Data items
'''

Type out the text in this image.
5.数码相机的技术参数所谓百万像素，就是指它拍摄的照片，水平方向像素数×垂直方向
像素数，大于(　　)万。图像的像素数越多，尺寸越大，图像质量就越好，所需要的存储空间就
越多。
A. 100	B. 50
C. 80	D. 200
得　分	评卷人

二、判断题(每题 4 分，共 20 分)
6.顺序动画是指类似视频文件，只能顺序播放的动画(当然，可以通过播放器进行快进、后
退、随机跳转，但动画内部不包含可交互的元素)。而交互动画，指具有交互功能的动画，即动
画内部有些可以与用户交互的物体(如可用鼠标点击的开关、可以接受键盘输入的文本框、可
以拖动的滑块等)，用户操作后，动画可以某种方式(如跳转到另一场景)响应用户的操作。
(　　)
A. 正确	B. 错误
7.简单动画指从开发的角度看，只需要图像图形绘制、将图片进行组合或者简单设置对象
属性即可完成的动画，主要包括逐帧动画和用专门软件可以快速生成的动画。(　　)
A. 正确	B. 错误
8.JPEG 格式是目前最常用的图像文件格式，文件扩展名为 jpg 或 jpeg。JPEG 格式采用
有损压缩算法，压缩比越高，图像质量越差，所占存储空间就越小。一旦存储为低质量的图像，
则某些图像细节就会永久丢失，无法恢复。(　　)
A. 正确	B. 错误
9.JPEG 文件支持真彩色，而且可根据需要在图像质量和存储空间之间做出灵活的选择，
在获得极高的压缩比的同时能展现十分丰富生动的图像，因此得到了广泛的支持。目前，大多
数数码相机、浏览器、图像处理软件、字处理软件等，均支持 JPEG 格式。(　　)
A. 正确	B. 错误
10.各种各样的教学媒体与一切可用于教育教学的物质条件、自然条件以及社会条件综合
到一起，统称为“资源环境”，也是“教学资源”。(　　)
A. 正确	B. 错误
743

'''

--- Given problem ---
Return the full listing, character for character.

--- Complete response ---
Type out the text in this image.
5.数码相机的技术参数所谓百万像素，就是指它拍摄的照片，水平方向像素数×垂直方向
像素数，大于(　　)万。图像的像素数越多，尺寸越大，图像质量就越好，所需要的存储空间就
越多。
A. 100	B. 50
C. 80	D. 200
得　分	评卷人

二、判断题(每题 4 分，共 20 分)
6.顺序动画是指类似视频文件，只能顺序播放的动画(当然，可以通过播放器进行快进、后
退、随机跳转，但动画内部不包含可交互的元素)。而交互动画，指具有交互功能的动画，即动
画内部有些可以与用户交互的物体(如可用鼠标点击的开关、可以接受键盘输入的文本框、可
以拖动的滑块等)，用户操作后，动画可以某种方式(如跳转到另一场景)响应用户的操作。
(　　)
A. 正确	B. 错误
7.简单动画指从开发的角度看，只需要图像图形绘制、将图片进行组合或者简单设置对象
属性即可完成的动画，主要包括逐帧动画和用专门软件可以快速生成的动画。(　　)
A. 正确	B. 错误
8.JPEG 格式是目前最常用的图像文件格式，文件扩展名为 jpg 或 jpeg。JPEG 格式采用
有损压缩算法，压缩比越高，图像质量越差，所占存储空间就越小。一旦存储为低质量的图像，
则某些图像细节就会永久丢失，无法恢复。(　　)
A. 正确	B. 错误
9.JPEG 文件支持真彩色，而且可根据需要在图像质量和存储空间之间做出灵活的选择，
在获得极高的压缩比的同时能展现十分丰富生动的图像，因此得到了广泛的支持。目前，大多
数数码相机、浏览器、图像处理软件、字处理软件等，均支持 JPEG 格式。(　　)
A. 正确	B. 错误
10.各种各样的教学媒体与一切可用于教育教学的物质条件、自然条件以及社会条件综合
到一起，统称为“资源环境”，也是“教学资源”。(　　)
A. 正确	B. 错误
743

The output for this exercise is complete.